Lines that contain "EEDI" are to be counted; give only their number.

== Given records

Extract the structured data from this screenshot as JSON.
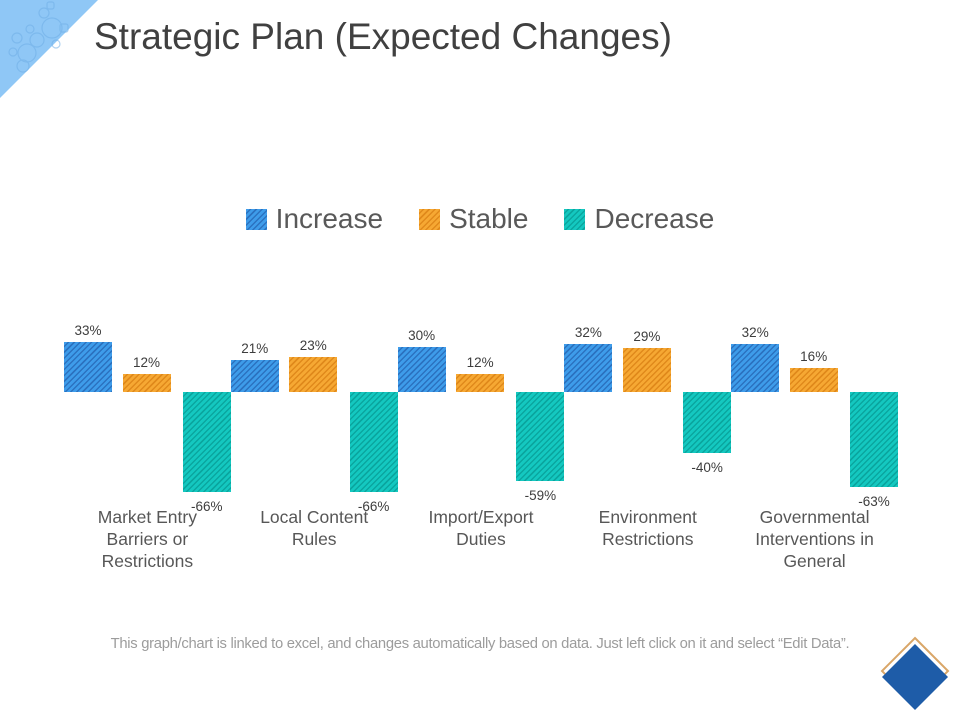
{
  "slide": {
    "title": "Strategic Plan (Expected Changes)",
    "footer": "This graph/chart is linked to excel, and changes automatically based on data. Just left click on it and select “Edit Data”."
  },
  "legend": {
    "items": [
      {
        "label": "Increase",
        "color": "#3E9CEA",
        "hatch": "#2B72C0"
      },
      {
        "label": "Stable",
        "color": "#F6A833",
        "hatch": "#E0891B"
      },
      {
        "label": "Decrease",
        "color": "#14C8C0",
        "hatch": "#0AA69F"
      }
    ]
  },
  "chart_data": {
    "type": "bar",
    "title": "",
    "categories": [
      "Market Entry Barriers or Restrictions",
      "Local Content Rules",
      "Import/Export Duties",
      "Environment Restrictions",
      "Governmental Interventions in General"
    ],
    "series": [
      {
        "name": "Increase",
        "color": "#3E9CEA",
        "hatch": "#2B72C0",
        "values": [
          33,
          21,
          30,
          32,
          32
        ]
      },
      {
        "name": "Stable",
        "color": "#F6A833",
        "hatch": "#E0891B",
        "values": [
          12,
          23,
          12,
          29,
          16
        ]
      },
      {
        "name": "Decrease",
        "color": "#14C8C0",
        "hatch": "#0AA69F",
        "values": [
          -66,
          -66,
          -59,
          -40,
          -63
        ]
      }
    ],
    "value_suffix": "%",
    "ylim": [
      -70,
      40
    ],
    "grid": false,
    "axes_visible": false,
    "legend_position": "top",
    "data_labels": true,
    "hatch_style": "diagonal"
  },
  "decorations": {
    "triangle_color": "#8FC7F6",
    "bubble_color": "#6FAEE6",
    "diamond_color": "#1E5CA8",
    "diamond_outline_color": "#D9A668"
  }
}
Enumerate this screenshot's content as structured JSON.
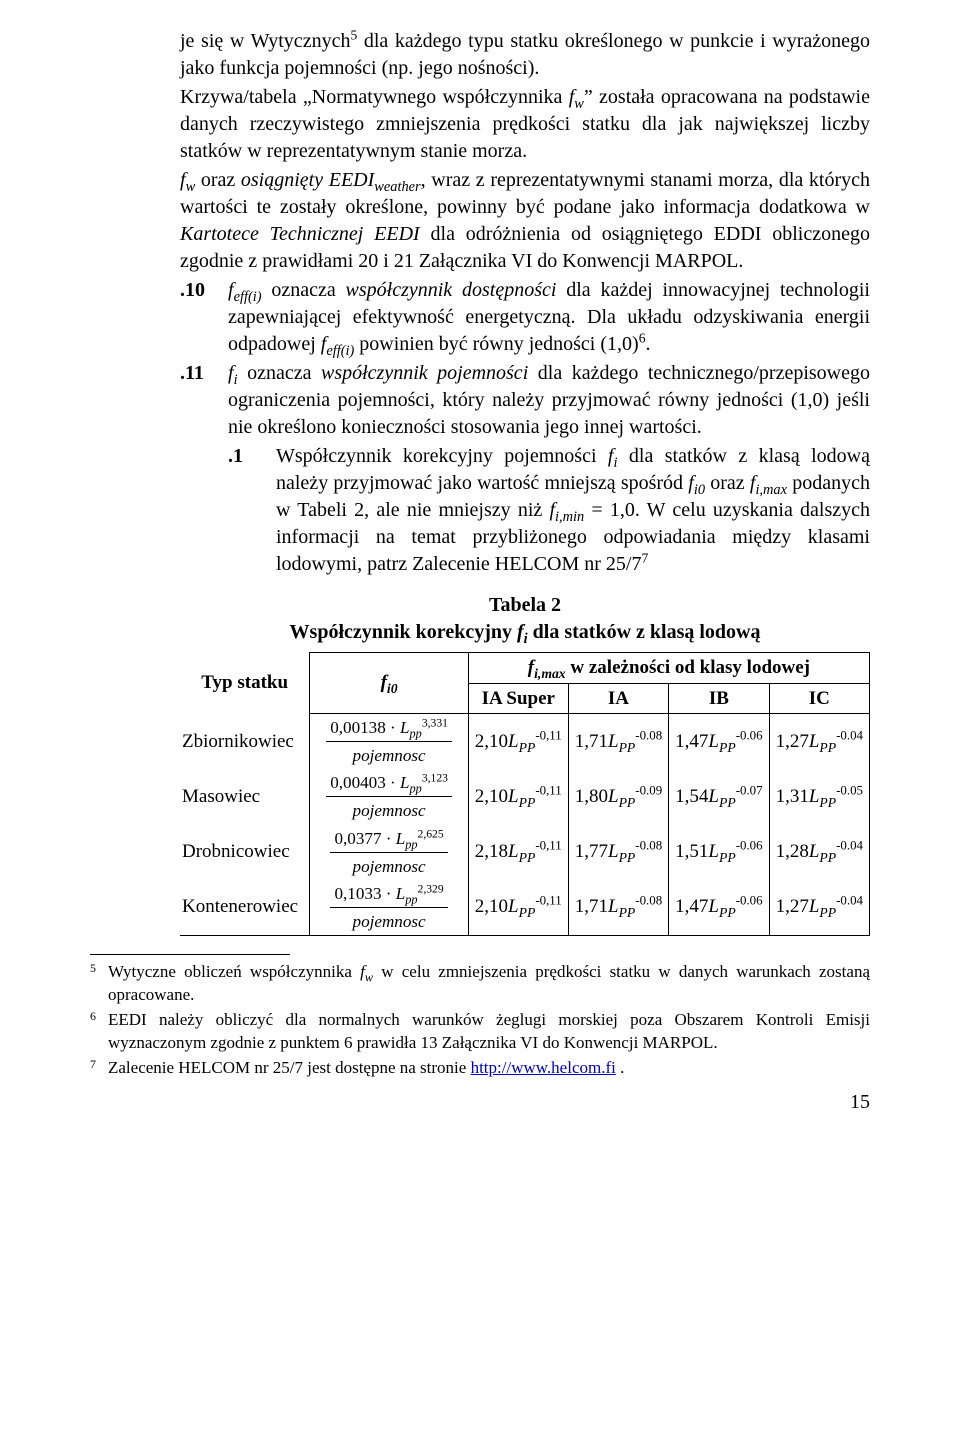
{
  "para1": "je się w Wytycznych",
  "para1_sup": "5",
  "para1_cont": " dla każdego typu statku określonego w punkcie i wyrażonego jako funkcja pojemności (np. jego nośności).",
  "para2_a": "Krzywa/tabela „Normatywnego współczynnika ",
  "para2_fw": "f",
  "para2_w": "w",
  "para2_b": "” została opracowana na podstawie danych rzeczywistego zmniejszenia prędkości statku dla jak największej liczby statków w reprezentatywnym stanie morza.",
  "para3_a": "f",
  "para3_w": "w",
  "para3_b": " oraz ",
  "para3_c": "osiągnięty EEDI",
  "para3_weather": "weather",
  "para3_d": ", wraz z reprezentatywnymi stanami morza, dla których wartości te zostały określone, powinny być podane jako informacja dodatkowa w ",
  "para3_e": "Kartotece Technicznej EEDI",
  "para3_f": " dla odróżnienia od osiągniętego EDDI obliczonego zgodnie z prawidłami 20 i 21 Załącznika VI do Konwencji MARPOL.",
  "n10": ".10",
  "p10_a": "f",
  "p10_sub": "eff(i)",
  "p10_b": " oznacza ",
  "p10_c": "współczynnik dostępności",
  "p10_d": " dla każdej innowacyjnej technologii zapewniającej efektywność energetyczną. Dla układu odzyskiwania energii odpadowej ",
  "p10_e": "f",
  "p10_sub2": "eff(i)",
  "p10_f": " powinien być równy jedności (1,0)",
  "p10_sup": "6",
  "p10_g": ".",
  "n11": ".11",
  "p11_a": "f",
  "p11_sub": "i",
  "p11_b": " oznacza ",
  "p11_c": "współczynnik pojemności",
  "p11_d": " dla każdego technicznego/przepisowego ograniczenia pojemności, który należy przyjmować równy jedności (1,0) jeśli nie określono konieczności stosowania jego innej wartości.",
  "n11_1": ".1",
  "p11_1_a": "Współczynnik korekcyjny pojemności ",
  "p11_1_fi": "f",
  "p11_1_i": "i",
  "p11_1_b": " dla statków z klasą lodową należy przyjmować jako wartość mniejszą spośród ",
  "p11_1_fi0": "f",
  "p11_1_i0": "i0",
  "p11_1_c": " oraz ",
  "p11_1_fimax": "f",
  "p11_1_imax": "i,max",
  "p11_1_d": " podanych w Tabeli 2, ale nie mniejszy niż ",
  "p11_1_fimin": "f",
  "p11_1_imin": "i,min",
  "p11_1_e": " = 1,0. W celu uzyskania dalszych informacji na temat przybliżonego odpowiadania między klasami lodowymi, patrz Zalecenie HELCOM nr 25/7",
  "p11_1_sup": "7",
  "table_title1": "Tabela 2",
  "table_title2_a": "Współczynnik korekcyjny ",
  "table_title2_b": "f",
  "table_title2_c": "i",
  "table_title2_d": " dla statków z klasą lodową",
  "th_typ": "Typ statku",
  "th_fi0": "f",
  "th_fi0_sub": "i0",
  "th_fimax_a": "f",
  "th_fimax_sub": "i,max",
  "th_fimax_b": " w zależności od klasy lodowej",
  "th_ia_super": "IA Super",
  "th_ia": "IA",
  "th_ib": "IB",
  "th_ic": "IC",
  "rows": [
    {
      "name": "Zbiornikowiec",
      "coef": "0,00138",
      "exp": "3,331",
      "ia_super_coef": "2,10",
      "ia_super_exp": "-0,11",
      "ia_coef": "1,71",
      "ia_exp": "-0.08",
      "ib_coef": "1,47",
      "ib_exp": "-0.06",
      "ic_coef": "1,27",
      "ic_exp": "-0.04"
    },
    {
      "name": "Masowiec",
      "coef": "0,00403",
      "exp": "3,123",
      "ia_super_coef": "2,10",
      "ia_super_exp": "-0,11",
      "ia_coef": "1,80",
      "ia_exp": "-0.09",
      "ib_coef": "1,54",
      "ib_exp": "-0.07",
      "ic_coef": "1,31",
      "ic_exp": "-0.05"
    },
    {
      "name": "Drobnicowiec",
      "coef": "0,0377",
      "exp": "2,625",
      "ia_super_coef": "2,18",
      "ia_super_exp": "-0,11",
      "ia_coef": "1,77",
      "ia_exp": "-0.08",
      "ib_coef": "1,51",
      "ib_exp": "-0.06",
      "ic_coef": "1,28",
      "ic_exp": "-0.04"
    },
    {
      "name": "Kontenerowiec",
      "coef": "0,1033",
      "exp": "2,329",
      "ia_super_coef": "2,10",
      "ia_super_exp": "-0,11",
      "ia_coef": "1,71",
      "ia_exp": "-0.08",
      "ib_coef": "1,47",
      "ib_exp": "-0.06",
      "ic_coef": "1,27",
      "ic_exp": "-0.04"
    }
  ],
  "Lpp": "L",
  "pp": "pp",
  "pojemnosc": "pojemnosc",
  "LPP": "L",
  "PP": "PP",
  "fn5_n": "5",
  "fn5_a": "Wytyczne obliczeń współczynnika ",
  "fn5_fw": "f",
  "fn5_w": "w",
  "fn5_b": " w celu zmniejszenia prędkości statku w danych warunkach zostaną opracowane.",
  "fn6_n": "6",
  "fn6": "EEDI należy obliczyć dla normalnych warunków żeglugi morskiej poza Obszarem Kontroli Emisji wyznaczonym zgodnie z punktem 6 prawidła 13 Załącznika VI do Konwencji MARPOL.",
  "fn7_n": "7",
  "fn7_a": "Zalecenie HELCOM nr 25/7 jest dostępne na stronie ",
  "fn7_link": "http://www.helcom.fi",
  "fn7_b": " .",
  "pagenum": "15"
}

====

▸ **Answer to the task**
3